**Stated task**
In the stretch of records from the line containing "177, 246, 198]" through the line containing "769, 478, 839]", swap "swell-patch-high" for "swell-patch-peak" and leave everything else unchanged. Give back only those lines.

**Source data**
- - -
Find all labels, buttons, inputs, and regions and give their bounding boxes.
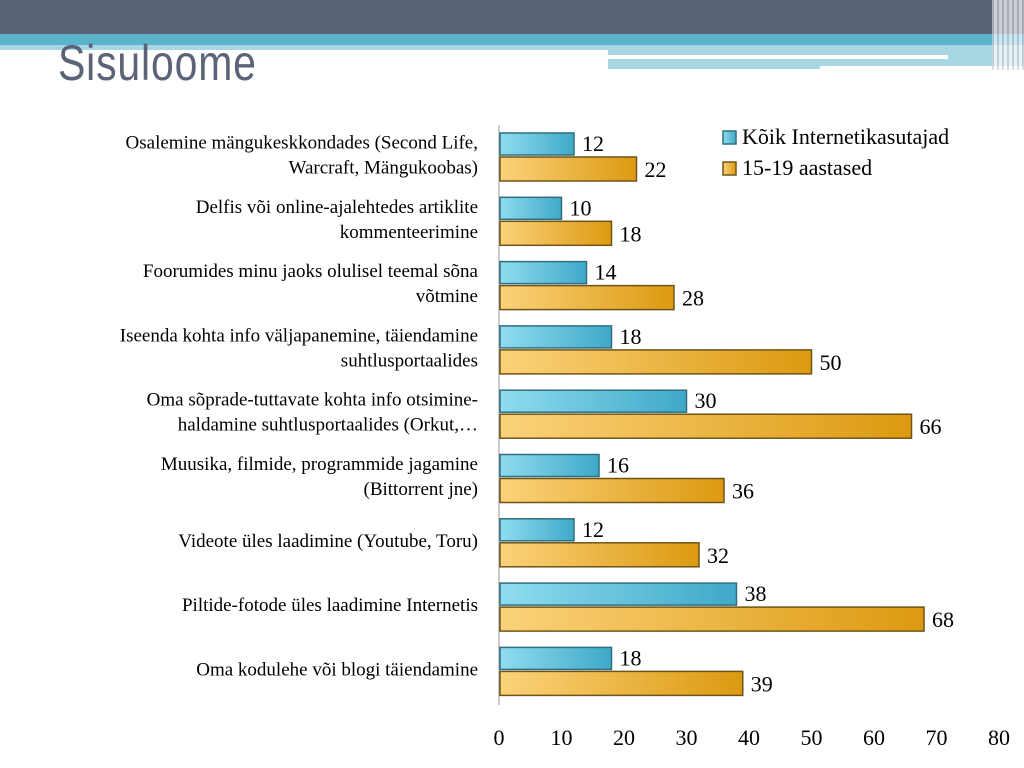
header-edge-decoration xyxy=(992,0,1024,70)
x-tick-label: 30 xyxy=(676,725,698,750)
category-label: kommenteerimine xyxy=(340,222,478,243)
bar-all-users xyxy=(499,325,613,349)
bar-all-users xyxy=(499,453,600,478)
category-label: Delfis või online-ajalehtedes artiklite xyxy=(196,197,478,218)
bar-15-19 xyxy=(499,670,744,697)
data-label: 18 xyxy=(620,324,642,349)
bar-all-users xyxy=(499,260,588,285)
x-tick-label: 40 xyxy=(738,725,760,750)
bar-15-19 xyxy=(499,542,700,568)
data-label: 14 xyxy=(595,260,617,285)
header-stripe xyxy=(608,55,948,59)
bar-all-users xyxy=(499,389,688,413)
bar-all-users xyxy=(499,646,613,671)
legend-swatch xyxy=(722,161,737,176)
data-label: 12 xyxy=(582,517,604,542)
data-label: 22 xyxy=(645,157,667,182)
bar-15-19 xyxy=(499,349,813,375)
slide-title: Sisuloome xyxy=(58,35,257,91)
bar-15-19 xyxy=(499,413,913,439)
category-label: Iseenda kohta info väljapanemine, täiend… xyxy=(120,325,478,346)
bar-all-users xyxy=(499,582,738,606)
data-label: 16 xyxy=(607,453,629,478)
bar-15-19 xyxy=(499,220,613,247)
bar-15-19 xyxy=(499,156,638,182)
category-label: Oma sõprade-tuttavate kohta info otsimin… xyxy=(147,390,478,411)
legend-swatch xyxy=(722,130,737,145)
x-tick-label: 50 xyxy=(801,725,823,750)
x-tick-label: 20 xyxy=(613,725,635,750)
category-label: Piltide-fotode üles laadimine Internetis xyxy=(182,595,478,616)
data-label: 68 xyxy=(932,607,954,632)
category-label: Warcraft, Mängukoobas) xyxy=(289,158,478,179)
category-label: Foorumides minu jaoks olulisel teemal sõ… xyxy=(143,261,479,282)
category-label: suhtlusportaalides xyxy=(341,350,478,371)
data-label: 38 xyxy=(745,581,767,606)
category-label: Muusika, filmide, programmide jagamine xyxy=(161,454,478,475)
data-label: 28 xyxy=(682,286,704,311)
category-label: Oma kodulehe või blogi täiendamine xyxy=(196,659,478,680)
x-tick-label: 0 xyxy=(494,725,505,750)
category-label: Osalemine mängukeskkondades (Second Life… xyxy=(126,133,478,154)
legend-label: 15-19 aastased xyxy=(742,155,872,180)
data-label: 18 xyxy=(620,221,642,246)
data-label: 18 xyxy=(620,645,642,670)
bar-15-19 xyxy=(499,477,725,504)
data-label: 36 xyxy=(732,479,754,504)
bar-15-19 xyxy=(499,606,925,632)
x-tick-label: 10 xyxy=(551,725,573,750)
category-label: haldamine suhtlusportaalides (Orkut,… xyxy=(178,415,478,436)
header-band-dark xyxy=(0,0,1024,34)
category-label: võtmine xyxy=(416,286,478,307)
bar-all-users xyxy=(499,132,575,156)
x-tick-label: 70 xyxy=(926,725,948,750)
bar-all-users xyxy=(499,196,563,221)
data-label: 30 xyxy=(695,388,717,413)
header-band-teal xyxy=(0,34,1024,45)
category-label: Videote üles laadimine (Youtube, Toru) xyxy=(178,531,478,552)
legend-label: Kõik Internetikasutajad xyxy=(742,124,949,149)
x-tick-label: 80 xyxy=(988,725,1010,750)
data-label: 10 xyxy=(570,195,592,220)
data-label: 50 xyxy=(820,350,842,375)
data-label: 39 xyxy=(751,671,773,696)
category-label: (Bittorrent jne) xyxy=(364,479,479,500)
header-stripe xyxy=(820,66,1024,69)
x-tick-label: 60 xyxy=(863,725,885,750)
bar-all-users xyxy=(499,518,575,542)
data-label: 32 xyxy=(707,543,729,568)
data-label: 66 xyxy=(920,414,942,439)
header-band-light xyxy=(0,45,608,50)
data-label: 12 xyxy=(582,131,604,156)
bar-15-19 xyxy=(499,284,675,311)
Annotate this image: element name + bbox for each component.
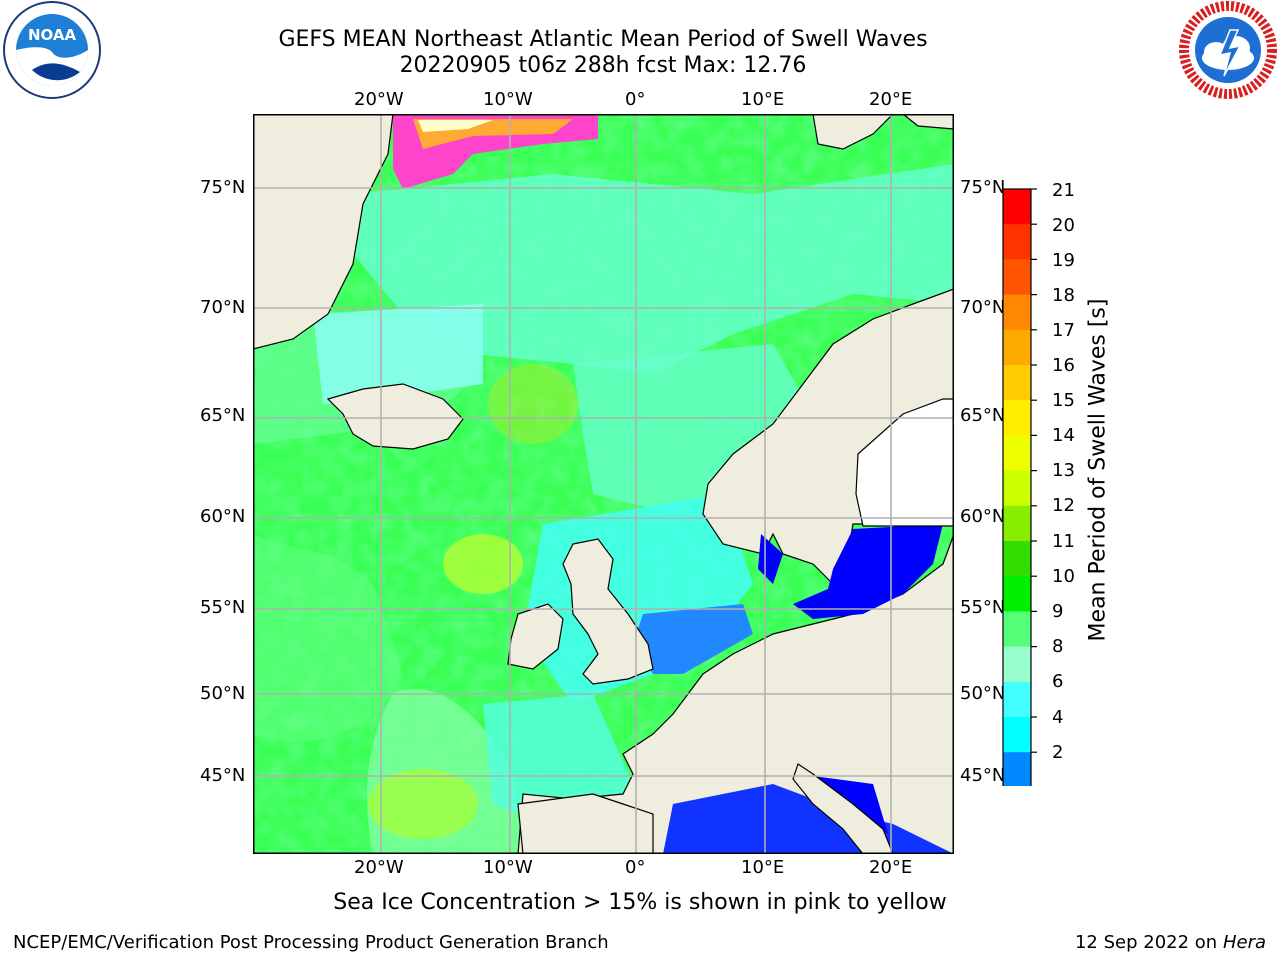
lat-label-left: 75°N	[200, 177, 246, 198]
colorbar-tick: 20	[1052, 215, 1075, 236]
colorbar-segment	[1003, 646, 1031, 683]
swell-region-cyan	[573, 344, 813, 514]
swell-region-cyan	[313, 304, 483, 404]
land-iceland	[326, 383, 464, 450]
lon-label-top: 10°W	[483, 89, 533, 110]
sea-ice-note: Sea Ice Concentration > 15% is shown in …	[333, 890, 947, 915]
colorbar-segment	[1003, 681, 1031, 718]
lon-label-bottom: 20°W	[354, 857, 404, 878]
colorbar-tick: 14	[1052, 425, 1075, 446]
colorbar-tick: 16	[1052, 355, 1075, 376]
colorbar-tick: 8	[1052, 636, 1064, 657]
colorbar-tick: 6	[1052, 671, 1064, 692]
lat-label-left: 70°N	[200, 297, 246, 318]
colorbar-segment	[1003, 611, 1031, 648]
map-gridlines	[253, 114, 954, 854]
land-white-region	[855, 398, 954, 527]
colorbar-segment	[1003, 224, 1031, 260]
lon-label-top: 0°	[625, 89, 646, 110]
swell-region-baltic	[793, 524, 943, 619]
swell-patch-high	[488, 364, 578, 444]
map-frame	[253, 114, 954, 854]
colorbar-frame	[1002, 188, 1032, 786]
swell-patch-high	[443, 534, 523, 594]
sea-ice	[418, 120, 493, 132]
lon-label-bottom: 0°	[625, 857, 646, 878]
land-great-britain	[562, 538, 654, 685]
land-iberia	[517, 793, 654, 854]
noaa-logo-text: NOAA	[28, 26, 77, 44]
colorbar	[1002, 188, 1037, 786]
colorbar-tick: 19	[1052, 250, 1075, 271]
land-svalbard	[812, 114, 894, 150]
lat-label-right: 75°N	[960, 177, 1006, 198]
lat-label-left: 60°N	[200, 506, 246, 527]
colorbar-tick: 10	[1052, 566, 1075, 587]
colorbar-tick: 17	[1052, 320, 1075, 341]
lon-label-top: 20°E	[869, 89, 913, 110]
colorbar-segment	[1003, 752, 1031, 786]
swell-patch-high	[368, 769, 478, 839]
land-svalbard	[902, 114, 954, 130]
colorbar-segment	[1003, 505, 1031, 542]
colorbar-tick: 21	[1052, 180, 1075, 201]
lat-label-right: 60°N	[960, 506, 1006, 527]
colorbar-segment	[1003, 365, 1031, 401]
title-line-1: GEFS MEAN Northeast Atlantic Mean Period…	[278, 27, 928, 52]
footer-machine: Hera	[1222, 932, 1266, 953]
swell-band-light	[253, 534, 403, 742]
colorbar-segment	[1003, 576, 1031, 612]
colorbar-segment	[1003, 329, 1031, 366]
footer-date: 12 Sep 2022 on Hera	[1075, 932, 1266, 953]
colorbar-tick: 13	[1052, 460, 1075, 481]
colorbar-label: Mean Period of Swell Waves [s]	[1085, 298, 1111, 642]
lat-label-right: 50°N	[960, 683, 1006, 704]
land-greenland	[253, 114, 394, 350]
footer-credit: NCEP/EMC/Verification Post Processing Pr…	[13, 932, 609, 953]
lat-label-left: 45°N	[200, 765, 246, 786]
lat-label-right: 70°N	[960, 297, 1006, 318]
colorbar-tick: 4	[1052, 707, 1064, 728]
colorbar-segment	[1003, 435, 1031, 472]
colorbar-segment	[1003, 717, 1031, 753]
colorbar-tick: 11	[1052, 531, 1075, 552]
colorbar-segment	[1003, 259, 1031, 296]
lat-label-left: 55°N	[200, 597, 246, 618]
lat-label-left: 50°N	[200, 683, 246, 704]
nws-logo	[1179, 1, 1277, 99]
swell-region-cyan	[353, 164, 954, 374]
colorbar-tick: 12	[1052, 495, 1075, 516]
colorbar-tick: 15	[1052, 390, 1075, 411]
title-line-2: 20220905 t06z 288h fcst Max: 12.76	[399, 53, 807, 78]
colorbar-segment	[1003, 189, 1031, 225]
lon-label-top: 20°W	[354, 89, 404, 110]
lon-label-bottom: 10°E	[741, 857, 785, 878]
colorbar-segment	[1003, 541, 1031, 577]
map-plot	[253, 114, 954, 854]
colorbar-segment	[1003, 294, 1031, 331]
lat-label-left: 65°N	[200, 405, 246, 426]
footer-date-text: 12 Sep 2022 on	[1074, 932, 1218, 953]
lon-label-bottom: 20°E	[869, 857, 913, 878]
colorbar-segment	[1003, 400, 1031, 436]
colorbar-tick: 9	[1052, 601, 1064, 622]
swell-region-blue	[633, 604, 753, 674]
colorbar-segment	[1003, 470, 1031, 507]
land-italy	[792, 763, 894, 854]
lon-label-bottom: 10°W	[483, 857, 533, 878]
noaa-logo: NOAA	[3, 1, 101, 99]
lat-label-right: 55°N	[960, 597, 1006, 618]
lat-label-right: 45°N	[960, 765, 1006, 786]
colorbar-tick: 18	[1052, 285, 1075, 306]
lon-label-top: 10°E	[741, 89, 785, 110]
colorbar-tick: 2	[1052, 742, 1064, 763]
lat-label-right: 65°N	[960, 405, 1006, 426]
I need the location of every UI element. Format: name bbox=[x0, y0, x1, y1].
- - -
**Solution for this exercise**
lat-label-left: 75°N	[200, 177, 246, 198]
colorbar-tick: 20	[1052, 215, 1075, 236]
colorbar-segment	[1003, 646, 1031, 683]
swell-region-cyan	[573, 344, 813, 514]
swell-region-cyan	[313, 304, 483, 404]
land-iceland	[326, 383, 464, 450]
lon-label-top: 10°W	[483, 89, 533, 110]
sea-ice-note: Sea Ice Concentration > 15% is shown in …	[333, 890, 947, 915]
colorbar-segment	[1003, 681, 1031, 718]
lon-label-bottom: 20°W	[354, 857, 404, 878]
colorbar-tick: 14	[1052, 425, 1075, 446]
colorbar-tick: 16	[1052, 355, 1075, 376]
colorbar-tick: 8	[1052, 636, 1064, 657]
colorbar-tick: 6	[1052, 671, 1064, 692]
lat-label-left: 70°N	[200, 297, 246, 318]
colorbar-segment	[1003, 611, 1031, 648]
map-gridlines	[253, 114, 954, 854]
land-white-region	[855, 398, 954, 527]
colorbar-segment	[1003, 224, 1031, 260]
lon-label-top: 0°	[625, 89, 646, 110]
swell-region-baltic	[793, 524, 943, 619]
swell-patch-peak	[488, 364, 578, 444]
map-frame	[253, 114, 954, 854]
colorbar-frame	[1002, 188, 1032, 786]
swell-patch-peak	[443, 534, 523, 594]
sea-ice	[418, 120, 493, 132]
lon-label-bottom: 0°	[625, 857, 646, 878]
land-great-britain	[562, 538, 654, 685]
land-iberia	[517, 793, 654, 854]
noaa-logo-text: NOAA	[28, 26, 77, 44]
colorbar	[1002, 188, 1037, 786]
colorbar-tick: 19	[1052, 250, 1075, 271]
land-svalbard	[812, 114, 894, 150]
lat-label-right: 75°N	[960, 177, 1006, 198]
lat-label-left: 60°N	[200, 506, 246, 527]
colorbar-tick: 10	[1052, 566, 1075, 587]
colorbar-tick: 17	[1052, 320, 1075, 341]
lon-label-top: 20°E	[869, 89, 913, 110]
colorbar-segment	[1003, 752, 1031, 786]
swell-patch-peak	[368, 769, 478, 839]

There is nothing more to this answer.